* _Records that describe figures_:
=-=-=

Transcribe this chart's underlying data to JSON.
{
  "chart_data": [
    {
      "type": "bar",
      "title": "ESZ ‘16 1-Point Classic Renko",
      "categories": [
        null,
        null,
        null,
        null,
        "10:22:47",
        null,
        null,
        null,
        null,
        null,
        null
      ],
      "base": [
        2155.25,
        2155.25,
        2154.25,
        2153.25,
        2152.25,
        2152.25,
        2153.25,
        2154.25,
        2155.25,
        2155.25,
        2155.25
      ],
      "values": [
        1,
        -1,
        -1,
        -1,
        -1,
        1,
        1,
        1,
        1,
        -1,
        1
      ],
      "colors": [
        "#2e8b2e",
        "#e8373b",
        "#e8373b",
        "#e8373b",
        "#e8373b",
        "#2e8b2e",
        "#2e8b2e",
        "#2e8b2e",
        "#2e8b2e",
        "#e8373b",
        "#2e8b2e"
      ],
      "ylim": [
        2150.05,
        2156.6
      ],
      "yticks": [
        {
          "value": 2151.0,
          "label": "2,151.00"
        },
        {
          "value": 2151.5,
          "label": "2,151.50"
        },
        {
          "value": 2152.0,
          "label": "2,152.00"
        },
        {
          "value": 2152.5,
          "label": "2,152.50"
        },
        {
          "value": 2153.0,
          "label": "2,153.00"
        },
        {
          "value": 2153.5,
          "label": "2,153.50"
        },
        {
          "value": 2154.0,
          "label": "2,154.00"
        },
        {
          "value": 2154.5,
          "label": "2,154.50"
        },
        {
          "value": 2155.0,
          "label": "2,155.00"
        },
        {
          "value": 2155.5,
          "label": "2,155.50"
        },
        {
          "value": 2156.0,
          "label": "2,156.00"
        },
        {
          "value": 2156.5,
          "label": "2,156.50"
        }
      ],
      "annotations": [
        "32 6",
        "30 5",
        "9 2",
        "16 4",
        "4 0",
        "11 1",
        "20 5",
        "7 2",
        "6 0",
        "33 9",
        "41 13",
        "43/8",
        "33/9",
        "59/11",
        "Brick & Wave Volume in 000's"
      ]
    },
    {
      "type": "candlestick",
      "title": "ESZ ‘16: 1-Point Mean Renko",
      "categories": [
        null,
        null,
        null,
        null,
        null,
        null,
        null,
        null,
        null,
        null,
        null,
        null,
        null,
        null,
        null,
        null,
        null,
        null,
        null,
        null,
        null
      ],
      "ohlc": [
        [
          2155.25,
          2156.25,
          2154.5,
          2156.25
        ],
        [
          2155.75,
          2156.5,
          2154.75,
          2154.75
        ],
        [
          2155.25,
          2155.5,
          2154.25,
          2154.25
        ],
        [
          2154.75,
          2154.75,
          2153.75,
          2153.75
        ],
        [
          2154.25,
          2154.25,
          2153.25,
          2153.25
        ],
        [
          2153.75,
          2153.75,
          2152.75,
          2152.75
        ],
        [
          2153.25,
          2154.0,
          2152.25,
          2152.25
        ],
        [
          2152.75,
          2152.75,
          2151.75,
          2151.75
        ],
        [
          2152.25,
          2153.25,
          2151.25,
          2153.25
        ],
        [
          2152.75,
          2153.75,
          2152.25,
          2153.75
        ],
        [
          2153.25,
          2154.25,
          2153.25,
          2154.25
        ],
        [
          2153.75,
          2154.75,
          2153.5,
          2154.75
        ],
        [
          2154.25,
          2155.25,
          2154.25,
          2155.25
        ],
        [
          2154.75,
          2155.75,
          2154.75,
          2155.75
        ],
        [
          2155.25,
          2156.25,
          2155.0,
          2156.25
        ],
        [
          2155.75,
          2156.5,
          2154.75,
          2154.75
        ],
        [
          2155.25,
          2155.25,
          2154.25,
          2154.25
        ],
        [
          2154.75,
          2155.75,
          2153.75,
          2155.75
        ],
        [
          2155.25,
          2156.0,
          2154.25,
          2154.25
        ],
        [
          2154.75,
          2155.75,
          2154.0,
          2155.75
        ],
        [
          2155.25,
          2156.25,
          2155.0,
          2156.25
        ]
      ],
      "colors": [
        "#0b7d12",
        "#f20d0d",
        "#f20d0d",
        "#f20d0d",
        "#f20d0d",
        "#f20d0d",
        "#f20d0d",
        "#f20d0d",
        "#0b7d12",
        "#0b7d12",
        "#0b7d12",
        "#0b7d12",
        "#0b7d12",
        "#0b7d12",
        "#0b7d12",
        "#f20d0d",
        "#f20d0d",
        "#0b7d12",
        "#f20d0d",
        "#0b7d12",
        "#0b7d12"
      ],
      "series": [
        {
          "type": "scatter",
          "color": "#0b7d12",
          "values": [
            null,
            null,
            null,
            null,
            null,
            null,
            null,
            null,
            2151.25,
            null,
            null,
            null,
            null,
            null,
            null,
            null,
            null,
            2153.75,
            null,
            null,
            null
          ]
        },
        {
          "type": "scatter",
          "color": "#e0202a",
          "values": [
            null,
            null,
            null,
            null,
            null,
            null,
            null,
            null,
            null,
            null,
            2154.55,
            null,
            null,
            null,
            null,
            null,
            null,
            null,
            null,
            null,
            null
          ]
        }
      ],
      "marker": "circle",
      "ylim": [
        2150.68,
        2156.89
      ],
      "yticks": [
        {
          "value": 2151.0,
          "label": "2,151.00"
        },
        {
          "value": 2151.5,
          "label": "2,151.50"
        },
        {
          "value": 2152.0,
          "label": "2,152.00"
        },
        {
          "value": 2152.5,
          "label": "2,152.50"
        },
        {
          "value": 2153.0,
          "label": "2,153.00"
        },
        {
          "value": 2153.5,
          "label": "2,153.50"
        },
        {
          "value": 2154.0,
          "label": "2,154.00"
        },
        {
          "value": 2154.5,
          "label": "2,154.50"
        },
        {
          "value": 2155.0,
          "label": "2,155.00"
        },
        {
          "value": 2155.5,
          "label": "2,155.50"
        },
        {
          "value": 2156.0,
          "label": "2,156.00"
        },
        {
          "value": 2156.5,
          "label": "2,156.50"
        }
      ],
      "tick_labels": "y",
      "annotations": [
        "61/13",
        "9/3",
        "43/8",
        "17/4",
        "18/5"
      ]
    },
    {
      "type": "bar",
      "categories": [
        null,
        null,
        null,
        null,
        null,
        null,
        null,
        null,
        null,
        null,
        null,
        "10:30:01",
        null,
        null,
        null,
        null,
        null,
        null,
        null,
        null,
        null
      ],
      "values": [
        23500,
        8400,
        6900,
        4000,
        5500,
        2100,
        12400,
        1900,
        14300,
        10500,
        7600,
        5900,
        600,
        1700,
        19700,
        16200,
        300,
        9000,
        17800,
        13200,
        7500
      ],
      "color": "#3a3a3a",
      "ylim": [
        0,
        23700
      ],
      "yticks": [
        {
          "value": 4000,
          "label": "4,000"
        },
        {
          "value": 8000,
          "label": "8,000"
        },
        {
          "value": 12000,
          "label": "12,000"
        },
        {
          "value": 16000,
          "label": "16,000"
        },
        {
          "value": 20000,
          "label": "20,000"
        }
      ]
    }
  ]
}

=-=-=

Your task is to quote all of the data word for word.

* _Response for this exercise_:
Transcribe this chart's underlying data to JSON.
{
  "chart_data": [
    {
      "type": "bar",
      "title": "ESZ ‘16 1-Point Classic Renko",
      "categories": [
        null,
        null,
        null,
        null,
        "10:22:47",
        null,
        null,
        null,
        null,
        null,
        null
      ],
      "base": [
        2155.25,
        2155.25,
        2154.25,
        2153.25,
        2152.25,
        2152.25,
        2153.25,
        2154.25,
        2155.25,
        2155.25,
        2155.25
      ],
      "values": [
        1,
        -1,
        -1,
        -1,
        -1,
        1,
        1,
        1,
        1,
        -1,
        1
      ],
      "colors": [
        "#2e8b2e",
        "#e8373b",
        "#e8373b",
        "#e8373b",
        "#e8373b",
        "#2e8b2e",
        "#2e8b2e",
        "#2e8b2e",
        "#2e8b2e",
        "#e8373b",
        "#2e8b2e"
      ],
      "ylim": [
        2150.05,
        2156.6
      ],
      "yticks": [
        {
          "value": 2151.0,
          "label": "2,151.00"
        },
        {
          "value": 2151.5,
          "label": "2,151.50"
        },
        {
          "value": 2152.0,
          "label": "2,152.00"
        },
        {
          "value": 2152.5,
          "label": "2,152.50"
        },
        {
          "value": 2153.0,
          "label": "2,153.00"
        },
        {
          "value": 2153.5,
          "label": "2,153.50"
        },
        {
          "value": 2154.0,
          "label": "2,154.00"
        },
        {
          "value": 2154.5,
          "label": "2,154.50"
        },
        {
          "value": 2155.0,
          "label": "2,155.00"
        },
        {
          "value": 2155.5,
          "label": "2,155.50"
        },
        {
          "value": 2156.0,
          "label": "2,156.00"
        },
        {
          "value": 2156.5,
          "label": "2,156.50"
        }
      ],
      "annotations": [
        "32 6",
        "30 5",
        "9 2",
        "16 4",
        "4 0",
        "11 1",
        "20 5",
        "7 2",
        "6 0",
        "33 9",
        "41 13",
        "43/8",
        "33/9",
        "59/11",
        "Brick & Wave Volume in 000's"
      ]
    },
    {
      "type": "candlestick",
      "title": "ESZ ‘16: 1-Point Mean Renko",
      "categories": [
        null,
        null,
        null,
        null,
        null,
        null,
        null,
        null,
        null,
        null,
        null,
        null,
        null,
        null,
        null,
        null,
        null,
        null,
        null,
        null,
        null
      ],
      "ohlc": [
        [
          2155.25,
          2156.25,
          2154.5,
          2156.25
        ],
        [
          2155.75,
          2156.5,
          2154.75,
          2154.75
        ],
        [
          2155.25,
          2155.5,
          2154.25,
          2154.25
        ],
        [
          2154.75,
          2154.75,
          2153.75,
          2153.75
        ],
        [
          2154.25,
          2154.25,
          2153.25,
          2153.25
        ],
        [
          2153.75,
          2153.75,
          2152.75,
          2152.75
        ],
        [
          2153.25,
          2154.0,
          2152.25,
          2152.25
        ],
        [
          2152.75,
          2152.75,
          2151.75,
          2151.75
        ],
        [
          2152.25,
          2153.25,
          2151.25,
          2153.25
        ],
        [
          2152.75,
          2153.75,
          2152.25,
          2153.75
        ],
        [
          2153.25,
          2154.25,
          2153.25,
          2154.25
        ],
        [
          2153.75,
          2154.75,
          2153.5,
          2154.75
        ],
        [
          2154.25,
          2155.25,
          2154.25,
          2155.25
        ],
        [
          2154.75,
          2155.75,
          2154.75,
          2155.75
        ],
        [
          2155.25,
          2156.25,
          2155.0,
          2156.25
        ],
        [
          2155.75,
          2156.5,
          2154.75,
          2154.75
        ],
        [
          2155.25,
          2155.25,
          2154.25,
          2154.25
        ],
        [
          2154.75,
          2155.75,
          2153.75,
          2155.75
        ],
        [
          2155.25,
          2156.0,
          2154.25,
          2154.25
        ],
        [
          2154.75,
          2155.75,
          2154.0,
          2155.75
        ],
        [
          2155.25,
          2156.25,
          2155.0,
          2156.25
        ]
      ],
      "colors": [
        "#0b7d12",
        "#f20d0d",
        "#f20d0d",
        "#f20d0d",
        "#f20d0d",
        "#f20d0d",
        "#f20d0d",
        "#f20d0d",
        "#0b7d12",
        "#0b7d12",
        "#0b7d12",
        "#0b7d12",
        "#0b7d12",
        "#0b7d12",
        "#0b7d12",
        "#f20d0d",
        "#f20d0d",
        "#0b7d12",
        "#f20d0d",
        "#0b7d12",
        "#0b7d12"
      ],
      "series": [
        {
          "type": "scatter",
          "color": "#0b7d12",
          "values": [
            null,
            null,
            null,
            null,
            null,
            null,
            null,
            null,
            2151.25,
            null,
            null,
            null,
            null,
            null,
            null,
            null,
            null,
            2153.75,
            null,
            null,
            null
          ]
        },
        {
          "type": "scatter",
          "color": "#e0202a",
          "values": [
            null,
            null,
            null,
            null,
            null,
            null,
            null,
            null,
            null,
            null,
            2154.55,
            null,
            null,
            null,
            null,
            null,
            null,
            null,
            null,
            null,
            null
          ]
        }
      ],
      "marker": "circle",
      "ylim": [
        2150.68,
        2156.89
      ],
      "yticks": [
        {
          "value": 2151.0,
          "label": "2,151.00"
        },
        {
          "value": 2151.5,
          "label": "2,151.50"
        },
        {
          "value": 2152.0,
          "label": "2,152.00"
        },
        {
          "value": 2152.5,
          "label": "2,152.50"
        },
        {
          "value": 2153.0,
          "label": "2,153.00"
        },
        {
          "value": 2153.5,
          "label": "2,153.50"
        },
        {
          "value": 2154.0,
          "label": "2,154.00"
        },
        {
          "value": 2154.5,
          "label": "2,154.50"
        },
        {
          "value": 2155.0,
          "label": "2,155.00"
        },
        {
          "value": 2155.5,
          "label": "2,155.50"
        },
        {
          "value": 2156.0,
          "label": "2,156.00"
        },
        {
          "value": 2156.5,
          "label": "2,156.50"
        }
      ],
      "tick_labels": "y",
      "annotations": [
        "61/13",
        "9/3",
        "43/8",
        "17/4",
        "18/5"
      ]
    },
    {
      "type": "bar",
      "categories": [
        null,
        null,
        null,
        null,
        null,
        null,
        null,
        null,
        null,
        null,
        null,
        "10:30:01",
        null,
        null,
        null,
        null,
        null,
        null,
        null,
        null,
        null
      ],
      "values": [
        23500,
        8400,
        6900,
        4000,
        5500,
        2100,
        12400,
        1900,
        14300,
        10500,
        7600,
        5900,
        600,
        1700,
        19700,
        16200,
        300,
        9000,
        17800,
        13200,
        7500
      ],
      "color": "#3a3a3a",
      "ylim": [
        0,
        23700
      ],
      "yticks": [
        {
          "value": 4000,
          "label": "4,000"
        },
        {
          "value": 8000,
          "label": "8,000"
        },
        {
          "value": 12000,
          "label": "12,000"
        },
        {
          "value": 16000,
          "label": "16,000"
        },
        {
          "value": 20000,
          "label": "20,000"
        }
      ]
    }
  ]
}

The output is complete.